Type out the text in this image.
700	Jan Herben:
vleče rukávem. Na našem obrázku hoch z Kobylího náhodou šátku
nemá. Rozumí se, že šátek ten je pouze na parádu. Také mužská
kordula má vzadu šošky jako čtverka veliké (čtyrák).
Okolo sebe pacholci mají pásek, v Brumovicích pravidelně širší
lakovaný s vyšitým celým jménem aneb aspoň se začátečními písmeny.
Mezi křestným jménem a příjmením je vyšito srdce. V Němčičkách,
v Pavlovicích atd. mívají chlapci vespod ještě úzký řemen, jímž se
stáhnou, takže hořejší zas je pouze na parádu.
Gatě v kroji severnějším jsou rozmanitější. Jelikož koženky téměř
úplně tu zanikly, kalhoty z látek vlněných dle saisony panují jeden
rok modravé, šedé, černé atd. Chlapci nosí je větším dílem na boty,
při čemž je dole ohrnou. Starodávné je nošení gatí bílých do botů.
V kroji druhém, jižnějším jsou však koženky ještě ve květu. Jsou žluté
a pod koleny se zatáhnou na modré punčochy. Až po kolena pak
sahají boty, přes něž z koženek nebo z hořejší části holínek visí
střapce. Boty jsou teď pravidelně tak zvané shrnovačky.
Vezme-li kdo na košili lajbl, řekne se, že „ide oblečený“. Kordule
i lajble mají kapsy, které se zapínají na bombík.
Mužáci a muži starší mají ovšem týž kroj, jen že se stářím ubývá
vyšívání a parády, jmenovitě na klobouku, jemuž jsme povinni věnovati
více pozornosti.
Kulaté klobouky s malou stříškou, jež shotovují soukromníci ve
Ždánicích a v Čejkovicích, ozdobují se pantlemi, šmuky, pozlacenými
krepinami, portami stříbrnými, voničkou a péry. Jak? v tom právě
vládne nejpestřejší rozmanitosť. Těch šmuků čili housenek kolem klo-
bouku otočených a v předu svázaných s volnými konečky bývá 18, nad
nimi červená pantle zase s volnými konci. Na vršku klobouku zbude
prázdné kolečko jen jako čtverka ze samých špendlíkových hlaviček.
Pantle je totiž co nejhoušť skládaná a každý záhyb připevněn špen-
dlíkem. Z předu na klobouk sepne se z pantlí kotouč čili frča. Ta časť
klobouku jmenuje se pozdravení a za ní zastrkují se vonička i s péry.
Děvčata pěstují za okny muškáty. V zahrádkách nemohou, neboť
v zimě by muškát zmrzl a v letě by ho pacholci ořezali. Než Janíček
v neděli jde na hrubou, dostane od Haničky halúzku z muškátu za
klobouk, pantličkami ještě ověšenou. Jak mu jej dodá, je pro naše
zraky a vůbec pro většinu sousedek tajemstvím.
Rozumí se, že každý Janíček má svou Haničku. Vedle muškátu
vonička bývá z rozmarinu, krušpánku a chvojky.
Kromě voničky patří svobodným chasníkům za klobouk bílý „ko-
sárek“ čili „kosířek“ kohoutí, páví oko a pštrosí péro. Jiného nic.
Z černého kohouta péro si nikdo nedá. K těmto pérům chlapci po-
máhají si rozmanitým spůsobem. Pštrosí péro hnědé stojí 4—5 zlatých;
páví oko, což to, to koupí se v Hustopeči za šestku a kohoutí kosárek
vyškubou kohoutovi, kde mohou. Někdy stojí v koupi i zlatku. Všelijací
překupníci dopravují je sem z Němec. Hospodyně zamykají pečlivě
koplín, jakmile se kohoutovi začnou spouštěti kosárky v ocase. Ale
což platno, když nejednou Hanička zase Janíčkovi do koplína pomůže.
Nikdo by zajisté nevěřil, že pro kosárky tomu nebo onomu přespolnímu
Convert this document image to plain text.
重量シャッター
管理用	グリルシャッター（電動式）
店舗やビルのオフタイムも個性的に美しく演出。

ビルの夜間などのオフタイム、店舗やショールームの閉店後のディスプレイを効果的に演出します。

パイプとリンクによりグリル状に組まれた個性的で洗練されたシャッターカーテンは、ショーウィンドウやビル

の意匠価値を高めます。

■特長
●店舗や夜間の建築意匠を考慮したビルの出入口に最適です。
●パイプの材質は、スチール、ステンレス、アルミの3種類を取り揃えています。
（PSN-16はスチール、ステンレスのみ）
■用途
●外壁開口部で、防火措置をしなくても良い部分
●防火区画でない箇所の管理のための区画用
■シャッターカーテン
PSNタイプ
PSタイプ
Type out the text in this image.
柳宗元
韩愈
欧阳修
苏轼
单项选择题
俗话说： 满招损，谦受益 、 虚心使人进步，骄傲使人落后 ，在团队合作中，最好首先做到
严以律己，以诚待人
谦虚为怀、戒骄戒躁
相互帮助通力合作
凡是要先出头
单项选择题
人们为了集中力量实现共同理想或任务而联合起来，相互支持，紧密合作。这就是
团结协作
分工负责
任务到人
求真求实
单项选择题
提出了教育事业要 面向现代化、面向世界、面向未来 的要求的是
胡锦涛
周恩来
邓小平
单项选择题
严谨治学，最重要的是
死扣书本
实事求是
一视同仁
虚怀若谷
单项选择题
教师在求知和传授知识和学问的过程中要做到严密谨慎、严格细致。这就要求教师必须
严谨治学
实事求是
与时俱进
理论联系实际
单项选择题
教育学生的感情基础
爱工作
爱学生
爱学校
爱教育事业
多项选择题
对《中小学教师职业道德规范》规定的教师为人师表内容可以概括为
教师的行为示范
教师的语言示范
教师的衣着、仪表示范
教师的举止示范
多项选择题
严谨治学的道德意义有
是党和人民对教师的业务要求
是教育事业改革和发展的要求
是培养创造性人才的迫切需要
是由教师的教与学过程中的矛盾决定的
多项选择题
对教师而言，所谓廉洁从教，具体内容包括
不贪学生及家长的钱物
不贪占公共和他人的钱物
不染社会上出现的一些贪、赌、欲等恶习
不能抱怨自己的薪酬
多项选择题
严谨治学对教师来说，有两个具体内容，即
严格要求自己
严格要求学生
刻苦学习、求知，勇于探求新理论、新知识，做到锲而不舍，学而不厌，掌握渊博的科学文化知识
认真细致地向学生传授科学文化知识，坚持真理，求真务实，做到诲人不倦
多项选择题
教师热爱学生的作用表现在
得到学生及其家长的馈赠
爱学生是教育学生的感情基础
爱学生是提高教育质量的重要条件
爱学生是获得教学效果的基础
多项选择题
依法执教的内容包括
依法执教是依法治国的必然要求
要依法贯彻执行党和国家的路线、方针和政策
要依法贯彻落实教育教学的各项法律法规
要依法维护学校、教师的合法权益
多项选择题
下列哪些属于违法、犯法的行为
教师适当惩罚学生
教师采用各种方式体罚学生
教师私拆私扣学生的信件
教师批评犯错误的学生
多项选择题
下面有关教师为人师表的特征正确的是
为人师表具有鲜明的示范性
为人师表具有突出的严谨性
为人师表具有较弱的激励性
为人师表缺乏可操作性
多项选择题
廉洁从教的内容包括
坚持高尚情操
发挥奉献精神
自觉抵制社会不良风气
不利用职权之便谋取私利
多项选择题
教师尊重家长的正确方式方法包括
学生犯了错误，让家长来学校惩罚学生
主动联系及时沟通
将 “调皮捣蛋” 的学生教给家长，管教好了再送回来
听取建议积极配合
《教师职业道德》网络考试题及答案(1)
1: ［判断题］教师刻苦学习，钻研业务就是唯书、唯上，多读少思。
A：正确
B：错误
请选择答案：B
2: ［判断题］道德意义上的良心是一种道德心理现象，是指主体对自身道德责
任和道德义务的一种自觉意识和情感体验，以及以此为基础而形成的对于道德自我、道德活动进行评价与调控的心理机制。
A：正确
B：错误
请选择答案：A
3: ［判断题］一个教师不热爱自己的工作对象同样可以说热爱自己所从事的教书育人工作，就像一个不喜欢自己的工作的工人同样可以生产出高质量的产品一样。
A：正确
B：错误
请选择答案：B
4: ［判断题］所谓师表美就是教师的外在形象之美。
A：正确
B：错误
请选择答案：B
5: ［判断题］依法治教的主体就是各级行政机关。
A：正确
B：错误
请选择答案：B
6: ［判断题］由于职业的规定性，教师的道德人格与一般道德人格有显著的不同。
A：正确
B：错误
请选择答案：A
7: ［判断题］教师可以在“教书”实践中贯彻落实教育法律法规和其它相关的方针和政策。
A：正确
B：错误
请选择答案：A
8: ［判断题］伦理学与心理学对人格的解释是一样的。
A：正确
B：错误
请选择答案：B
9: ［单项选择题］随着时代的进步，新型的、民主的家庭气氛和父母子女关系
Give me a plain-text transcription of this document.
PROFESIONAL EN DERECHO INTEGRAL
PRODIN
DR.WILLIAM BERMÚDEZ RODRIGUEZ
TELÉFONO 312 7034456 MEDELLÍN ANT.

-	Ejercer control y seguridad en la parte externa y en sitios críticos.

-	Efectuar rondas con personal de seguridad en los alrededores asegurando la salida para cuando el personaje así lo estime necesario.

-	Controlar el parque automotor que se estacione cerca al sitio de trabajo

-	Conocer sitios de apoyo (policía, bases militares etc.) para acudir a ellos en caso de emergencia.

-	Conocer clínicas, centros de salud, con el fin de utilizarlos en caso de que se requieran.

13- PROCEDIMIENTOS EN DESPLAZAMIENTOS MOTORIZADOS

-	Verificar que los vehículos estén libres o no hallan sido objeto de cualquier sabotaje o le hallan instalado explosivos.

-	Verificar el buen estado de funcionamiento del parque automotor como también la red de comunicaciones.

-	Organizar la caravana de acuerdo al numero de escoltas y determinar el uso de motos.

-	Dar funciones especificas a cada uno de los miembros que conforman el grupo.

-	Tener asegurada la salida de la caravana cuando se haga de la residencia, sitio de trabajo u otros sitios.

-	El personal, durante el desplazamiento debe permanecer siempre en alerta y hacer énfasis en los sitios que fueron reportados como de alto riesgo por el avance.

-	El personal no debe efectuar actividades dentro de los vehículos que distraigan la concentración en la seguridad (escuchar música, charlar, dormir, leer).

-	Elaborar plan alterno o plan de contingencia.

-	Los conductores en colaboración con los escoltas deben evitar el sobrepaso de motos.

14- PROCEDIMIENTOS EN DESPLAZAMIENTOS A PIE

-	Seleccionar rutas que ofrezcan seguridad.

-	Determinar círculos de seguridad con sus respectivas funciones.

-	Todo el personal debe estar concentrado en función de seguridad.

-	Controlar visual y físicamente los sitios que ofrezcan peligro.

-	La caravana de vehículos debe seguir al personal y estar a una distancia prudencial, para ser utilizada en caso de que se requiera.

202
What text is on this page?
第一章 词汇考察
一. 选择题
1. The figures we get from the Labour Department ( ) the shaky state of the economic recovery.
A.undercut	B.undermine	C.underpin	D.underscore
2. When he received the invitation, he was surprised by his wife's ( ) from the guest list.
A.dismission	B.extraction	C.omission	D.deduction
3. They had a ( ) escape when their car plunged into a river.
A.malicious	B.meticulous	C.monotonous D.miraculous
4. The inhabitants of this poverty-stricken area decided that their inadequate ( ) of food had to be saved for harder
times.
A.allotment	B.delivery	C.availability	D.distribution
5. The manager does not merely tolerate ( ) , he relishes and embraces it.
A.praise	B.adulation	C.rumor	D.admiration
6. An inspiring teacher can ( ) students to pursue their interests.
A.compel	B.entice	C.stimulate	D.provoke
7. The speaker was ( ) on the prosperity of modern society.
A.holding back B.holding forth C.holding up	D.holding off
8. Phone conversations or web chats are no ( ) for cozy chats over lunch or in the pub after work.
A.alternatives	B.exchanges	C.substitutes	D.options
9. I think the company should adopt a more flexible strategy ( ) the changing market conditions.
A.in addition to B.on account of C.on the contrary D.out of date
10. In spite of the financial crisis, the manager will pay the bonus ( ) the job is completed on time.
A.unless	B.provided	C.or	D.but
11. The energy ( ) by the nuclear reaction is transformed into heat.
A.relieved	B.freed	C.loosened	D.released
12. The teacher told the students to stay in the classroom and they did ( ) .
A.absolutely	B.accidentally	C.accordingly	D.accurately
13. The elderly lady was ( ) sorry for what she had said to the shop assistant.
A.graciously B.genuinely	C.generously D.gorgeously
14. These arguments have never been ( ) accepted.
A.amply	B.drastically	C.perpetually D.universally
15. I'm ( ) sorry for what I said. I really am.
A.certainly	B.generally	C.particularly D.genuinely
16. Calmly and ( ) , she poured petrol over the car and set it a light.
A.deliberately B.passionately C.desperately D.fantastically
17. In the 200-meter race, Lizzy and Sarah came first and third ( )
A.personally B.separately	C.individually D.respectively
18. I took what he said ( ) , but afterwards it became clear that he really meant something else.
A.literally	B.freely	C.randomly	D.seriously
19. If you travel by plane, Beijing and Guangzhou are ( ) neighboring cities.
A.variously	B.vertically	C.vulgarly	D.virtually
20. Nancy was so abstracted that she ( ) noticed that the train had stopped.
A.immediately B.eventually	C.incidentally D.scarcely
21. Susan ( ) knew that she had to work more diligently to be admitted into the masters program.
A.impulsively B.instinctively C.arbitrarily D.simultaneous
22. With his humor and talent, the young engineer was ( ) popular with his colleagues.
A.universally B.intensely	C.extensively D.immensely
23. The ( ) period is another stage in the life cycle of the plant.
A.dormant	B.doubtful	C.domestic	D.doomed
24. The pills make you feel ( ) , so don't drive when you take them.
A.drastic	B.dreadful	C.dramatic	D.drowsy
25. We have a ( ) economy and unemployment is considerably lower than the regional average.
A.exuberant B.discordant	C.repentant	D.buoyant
═══
- [STATED EXERCISE] Looking at the records above, say how many lines hold the string "vehículos". Write nothing but the number.

- [WRITTEN SOLUTION] 3